> **Task instructions**: Below are the records. Gather each line that holds "запису".

> **Exercise inputs**:

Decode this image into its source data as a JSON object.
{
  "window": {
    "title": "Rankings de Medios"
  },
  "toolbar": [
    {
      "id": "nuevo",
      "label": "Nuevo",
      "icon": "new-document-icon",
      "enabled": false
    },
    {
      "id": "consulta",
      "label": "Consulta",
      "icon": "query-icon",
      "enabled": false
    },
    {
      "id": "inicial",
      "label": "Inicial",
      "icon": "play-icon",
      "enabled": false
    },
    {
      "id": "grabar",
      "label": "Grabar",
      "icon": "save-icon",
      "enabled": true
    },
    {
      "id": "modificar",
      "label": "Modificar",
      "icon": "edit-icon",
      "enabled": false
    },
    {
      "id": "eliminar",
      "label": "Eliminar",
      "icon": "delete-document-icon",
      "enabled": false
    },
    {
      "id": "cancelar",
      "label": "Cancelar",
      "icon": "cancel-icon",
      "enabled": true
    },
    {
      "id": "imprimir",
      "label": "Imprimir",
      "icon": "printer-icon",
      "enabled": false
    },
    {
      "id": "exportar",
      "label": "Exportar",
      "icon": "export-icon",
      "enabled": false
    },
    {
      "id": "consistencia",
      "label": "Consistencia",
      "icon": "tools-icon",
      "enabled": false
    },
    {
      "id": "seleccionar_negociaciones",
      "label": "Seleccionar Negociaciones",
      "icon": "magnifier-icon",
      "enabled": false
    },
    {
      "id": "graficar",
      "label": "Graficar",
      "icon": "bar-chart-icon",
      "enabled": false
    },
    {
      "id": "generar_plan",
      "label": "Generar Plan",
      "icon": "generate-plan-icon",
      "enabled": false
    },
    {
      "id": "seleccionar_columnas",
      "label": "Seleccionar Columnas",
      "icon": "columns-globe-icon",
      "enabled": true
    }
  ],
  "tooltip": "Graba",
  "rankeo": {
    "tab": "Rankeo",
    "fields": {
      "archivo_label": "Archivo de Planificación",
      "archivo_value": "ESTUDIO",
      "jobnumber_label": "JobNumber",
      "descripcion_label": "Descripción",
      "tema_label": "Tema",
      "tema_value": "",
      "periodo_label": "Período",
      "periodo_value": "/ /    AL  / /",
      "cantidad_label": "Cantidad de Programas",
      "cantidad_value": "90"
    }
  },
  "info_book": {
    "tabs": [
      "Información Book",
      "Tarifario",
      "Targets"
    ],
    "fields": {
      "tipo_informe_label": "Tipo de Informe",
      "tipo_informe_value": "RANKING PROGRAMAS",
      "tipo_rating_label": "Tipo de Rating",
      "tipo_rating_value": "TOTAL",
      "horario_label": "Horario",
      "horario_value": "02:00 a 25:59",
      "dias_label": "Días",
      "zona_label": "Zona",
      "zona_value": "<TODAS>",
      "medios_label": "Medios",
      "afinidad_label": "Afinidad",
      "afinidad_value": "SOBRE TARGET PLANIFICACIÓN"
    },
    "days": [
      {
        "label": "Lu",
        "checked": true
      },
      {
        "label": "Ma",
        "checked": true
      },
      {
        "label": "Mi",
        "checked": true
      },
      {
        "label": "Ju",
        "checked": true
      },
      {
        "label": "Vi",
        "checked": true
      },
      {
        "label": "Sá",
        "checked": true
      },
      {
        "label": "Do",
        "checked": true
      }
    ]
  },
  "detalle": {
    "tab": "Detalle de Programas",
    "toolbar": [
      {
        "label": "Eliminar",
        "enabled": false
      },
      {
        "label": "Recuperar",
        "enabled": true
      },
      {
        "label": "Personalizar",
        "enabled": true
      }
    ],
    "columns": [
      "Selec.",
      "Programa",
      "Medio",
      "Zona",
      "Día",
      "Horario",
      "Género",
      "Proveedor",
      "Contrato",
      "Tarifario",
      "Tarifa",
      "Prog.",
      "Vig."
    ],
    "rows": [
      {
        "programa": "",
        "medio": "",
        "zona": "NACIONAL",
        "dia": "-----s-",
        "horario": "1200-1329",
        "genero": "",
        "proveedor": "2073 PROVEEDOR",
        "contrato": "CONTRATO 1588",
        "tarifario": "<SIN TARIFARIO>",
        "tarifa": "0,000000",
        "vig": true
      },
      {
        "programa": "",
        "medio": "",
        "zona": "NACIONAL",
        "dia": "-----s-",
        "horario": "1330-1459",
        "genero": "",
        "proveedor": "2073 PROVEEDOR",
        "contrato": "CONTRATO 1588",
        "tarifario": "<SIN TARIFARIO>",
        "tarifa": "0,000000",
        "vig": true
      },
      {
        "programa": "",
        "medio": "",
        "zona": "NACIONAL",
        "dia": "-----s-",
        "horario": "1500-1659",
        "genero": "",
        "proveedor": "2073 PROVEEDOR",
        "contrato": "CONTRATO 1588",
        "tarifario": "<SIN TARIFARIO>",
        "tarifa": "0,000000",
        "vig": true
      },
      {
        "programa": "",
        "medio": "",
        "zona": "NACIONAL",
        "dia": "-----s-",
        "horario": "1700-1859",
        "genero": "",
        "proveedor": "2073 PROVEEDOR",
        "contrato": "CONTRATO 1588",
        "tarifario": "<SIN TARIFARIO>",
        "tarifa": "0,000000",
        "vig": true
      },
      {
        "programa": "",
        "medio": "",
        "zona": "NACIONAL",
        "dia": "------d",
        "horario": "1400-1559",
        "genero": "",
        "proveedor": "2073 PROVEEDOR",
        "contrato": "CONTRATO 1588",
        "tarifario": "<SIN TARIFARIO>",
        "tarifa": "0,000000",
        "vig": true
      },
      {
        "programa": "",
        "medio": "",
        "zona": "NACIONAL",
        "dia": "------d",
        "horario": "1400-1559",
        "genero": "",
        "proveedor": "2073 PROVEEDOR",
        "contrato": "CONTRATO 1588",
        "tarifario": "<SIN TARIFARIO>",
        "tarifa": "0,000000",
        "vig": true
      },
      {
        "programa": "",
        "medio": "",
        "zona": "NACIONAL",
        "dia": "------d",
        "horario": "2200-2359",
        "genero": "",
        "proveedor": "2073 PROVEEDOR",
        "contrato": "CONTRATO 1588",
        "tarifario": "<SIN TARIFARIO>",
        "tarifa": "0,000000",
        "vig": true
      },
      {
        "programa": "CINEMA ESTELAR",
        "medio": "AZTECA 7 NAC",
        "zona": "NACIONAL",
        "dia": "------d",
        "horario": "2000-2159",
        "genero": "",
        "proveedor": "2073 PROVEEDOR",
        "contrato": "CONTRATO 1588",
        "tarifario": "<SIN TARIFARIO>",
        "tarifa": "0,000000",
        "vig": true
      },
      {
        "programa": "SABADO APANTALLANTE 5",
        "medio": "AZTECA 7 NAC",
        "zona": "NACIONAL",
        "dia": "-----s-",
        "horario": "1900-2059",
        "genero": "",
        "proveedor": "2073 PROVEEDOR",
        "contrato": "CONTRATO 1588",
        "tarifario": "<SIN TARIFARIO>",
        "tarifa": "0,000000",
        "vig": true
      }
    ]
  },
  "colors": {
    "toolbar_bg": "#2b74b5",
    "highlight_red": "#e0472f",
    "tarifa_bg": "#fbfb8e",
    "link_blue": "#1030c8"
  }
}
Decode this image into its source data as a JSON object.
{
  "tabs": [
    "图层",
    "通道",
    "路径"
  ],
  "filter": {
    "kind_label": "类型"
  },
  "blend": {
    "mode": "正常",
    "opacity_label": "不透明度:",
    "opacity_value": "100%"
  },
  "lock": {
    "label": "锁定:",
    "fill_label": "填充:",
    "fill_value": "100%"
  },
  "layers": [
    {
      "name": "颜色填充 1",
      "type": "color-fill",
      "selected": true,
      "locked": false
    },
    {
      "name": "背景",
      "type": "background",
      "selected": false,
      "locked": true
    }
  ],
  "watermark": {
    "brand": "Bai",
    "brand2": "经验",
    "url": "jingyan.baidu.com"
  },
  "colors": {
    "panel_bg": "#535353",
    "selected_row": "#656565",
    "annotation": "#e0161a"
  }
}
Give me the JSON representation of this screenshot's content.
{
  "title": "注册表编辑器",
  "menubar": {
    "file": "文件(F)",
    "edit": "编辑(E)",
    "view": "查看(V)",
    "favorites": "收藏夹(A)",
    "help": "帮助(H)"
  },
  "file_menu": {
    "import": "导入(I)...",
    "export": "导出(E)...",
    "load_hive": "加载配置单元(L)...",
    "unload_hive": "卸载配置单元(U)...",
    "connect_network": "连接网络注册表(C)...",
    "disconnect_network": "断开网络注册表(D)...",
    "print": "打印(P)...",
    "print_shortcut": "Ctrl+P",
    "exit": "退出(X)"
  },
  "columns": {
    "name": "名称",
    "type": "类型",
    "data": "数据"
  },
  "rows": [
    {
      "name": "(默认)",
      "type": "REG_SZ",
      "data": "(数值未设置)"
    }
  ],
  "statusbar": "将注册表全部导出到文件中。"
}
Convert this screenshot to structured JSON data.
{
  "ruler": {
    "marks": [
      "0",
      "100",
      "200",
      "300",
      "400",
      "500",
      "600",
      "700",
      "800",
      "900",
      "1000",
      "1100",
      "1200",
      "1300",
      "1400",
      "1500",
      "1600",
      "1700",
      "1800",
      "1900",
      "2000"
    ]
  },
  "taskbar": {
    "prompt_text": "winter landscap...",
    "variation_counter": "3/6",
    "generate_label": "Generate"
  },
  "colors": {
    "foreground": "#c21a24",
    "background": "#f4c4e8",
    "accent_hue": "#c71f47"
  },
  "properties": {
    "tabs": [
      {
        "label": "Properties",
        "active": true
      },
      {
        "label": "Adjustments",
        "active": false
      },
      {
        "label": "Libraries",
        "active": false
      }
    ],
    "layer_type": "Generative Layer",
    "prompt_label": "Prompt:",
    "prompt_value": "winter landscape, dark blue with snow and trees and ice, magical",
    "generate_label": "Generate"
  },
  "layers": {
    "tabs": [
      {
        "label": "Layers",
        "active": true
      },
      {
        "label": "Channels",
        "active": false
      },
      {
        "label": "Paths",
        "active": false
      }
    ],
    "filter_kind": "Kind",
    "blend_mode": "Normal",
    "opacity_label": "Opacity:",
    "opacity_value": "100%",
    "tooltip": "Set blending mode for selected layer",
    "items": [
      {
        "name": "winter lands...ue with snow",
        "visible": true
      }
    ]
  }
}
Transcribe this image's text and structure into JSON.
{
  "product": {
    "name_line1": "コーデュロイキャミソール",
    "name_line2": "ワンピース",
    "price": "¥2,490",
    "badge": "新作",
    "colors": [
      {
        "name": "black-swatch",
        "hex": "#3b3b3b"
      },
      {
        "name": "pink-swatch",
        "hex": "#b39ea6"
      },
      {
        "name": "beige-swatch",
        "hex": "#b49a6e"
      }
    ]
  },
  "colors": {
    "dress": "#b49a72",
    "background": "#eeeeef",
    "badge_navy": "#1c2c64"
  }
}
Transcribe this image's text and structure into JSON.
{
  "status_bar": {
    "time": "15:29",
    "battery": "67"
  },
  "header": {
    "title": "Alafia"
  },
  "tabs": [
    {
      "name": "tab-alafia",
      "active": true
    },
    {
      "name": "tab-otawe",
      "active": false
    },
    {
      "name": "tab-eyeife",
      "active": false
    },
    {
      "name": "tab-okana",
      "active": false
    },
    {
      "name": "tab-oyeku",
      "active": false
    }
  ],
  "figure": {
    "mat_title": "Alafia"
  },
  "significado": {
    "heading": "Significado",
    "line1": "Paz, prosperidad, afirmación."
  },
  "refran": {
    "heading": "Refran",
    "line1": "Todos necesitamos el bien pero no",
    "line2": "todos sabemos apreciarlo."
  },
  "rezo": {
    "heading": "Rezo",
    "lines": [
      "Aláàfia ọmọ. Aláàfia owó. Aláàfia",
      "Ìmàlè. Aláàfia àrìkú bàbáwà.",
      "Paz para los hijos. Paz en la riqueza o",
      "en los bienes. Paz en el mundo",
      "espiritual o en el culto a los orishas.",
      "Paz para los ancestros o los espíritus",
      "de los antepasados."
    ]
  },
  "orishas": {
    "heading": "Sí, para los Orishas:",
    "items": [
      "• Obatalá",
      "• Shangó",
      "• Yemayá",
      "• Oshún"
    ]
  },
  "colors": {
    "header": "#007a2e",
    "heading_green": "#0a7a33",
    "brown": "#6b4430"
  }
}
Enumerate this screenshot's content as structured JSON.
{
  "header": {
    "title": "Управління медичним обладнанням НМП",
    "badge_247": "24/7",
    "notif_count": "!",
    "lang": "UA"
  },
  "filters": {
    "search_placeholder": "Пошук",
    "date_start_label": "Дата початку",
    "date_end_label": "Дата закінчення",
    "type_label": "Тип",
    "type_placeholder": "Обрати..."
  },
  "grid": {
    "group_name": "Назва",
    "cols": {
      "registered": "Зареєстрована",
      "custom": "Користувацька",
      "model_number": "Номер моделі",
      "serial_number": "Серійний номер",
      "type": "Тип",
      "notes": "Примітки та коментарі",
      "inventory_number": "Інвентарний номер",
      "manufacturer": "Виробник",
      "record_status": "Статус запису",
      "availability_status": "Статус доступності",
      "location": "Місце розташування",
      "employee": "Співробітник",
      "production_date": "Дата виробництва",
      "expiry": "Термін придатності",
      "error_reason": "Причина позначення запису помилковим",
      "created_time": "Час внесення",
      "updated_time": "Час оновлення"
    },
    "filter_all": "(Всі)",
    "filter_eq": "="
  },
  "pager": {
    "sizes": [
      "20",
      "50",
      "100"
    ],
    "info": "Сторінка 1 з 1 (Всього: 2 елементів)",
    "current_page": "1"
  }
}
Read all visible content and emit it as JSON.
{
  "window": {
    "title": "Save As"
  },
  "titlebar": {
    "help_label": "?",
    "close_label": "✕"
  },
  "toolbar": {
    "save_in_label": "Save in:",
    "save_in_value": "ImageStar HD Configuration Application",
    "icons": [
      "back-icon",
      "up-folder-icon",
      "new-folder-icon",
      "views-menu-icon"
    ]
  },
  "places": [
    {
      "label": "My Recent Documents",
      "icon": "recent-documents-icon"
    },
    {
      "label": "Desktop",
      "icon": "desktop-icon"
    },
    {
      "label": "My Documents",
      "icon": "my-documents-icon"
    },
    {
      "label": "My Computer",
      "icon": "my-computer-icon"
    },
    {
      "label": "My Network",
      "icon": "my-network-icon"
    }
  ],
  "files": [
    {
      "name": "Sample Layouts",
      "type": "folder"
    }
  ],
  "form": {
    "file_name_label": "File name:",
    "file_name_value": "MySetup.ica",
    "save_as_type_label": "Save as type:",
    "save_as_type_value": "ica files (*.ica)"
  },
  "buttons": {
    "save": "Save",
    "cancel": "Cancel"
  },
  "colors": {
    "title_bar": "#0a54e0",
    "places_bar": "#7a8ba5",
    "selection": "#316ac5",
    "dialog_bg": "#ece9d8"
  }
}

> **Complete output**:
      "record_status": "Статус запису",
      "error_reason": "Причина позначення запису помилковим",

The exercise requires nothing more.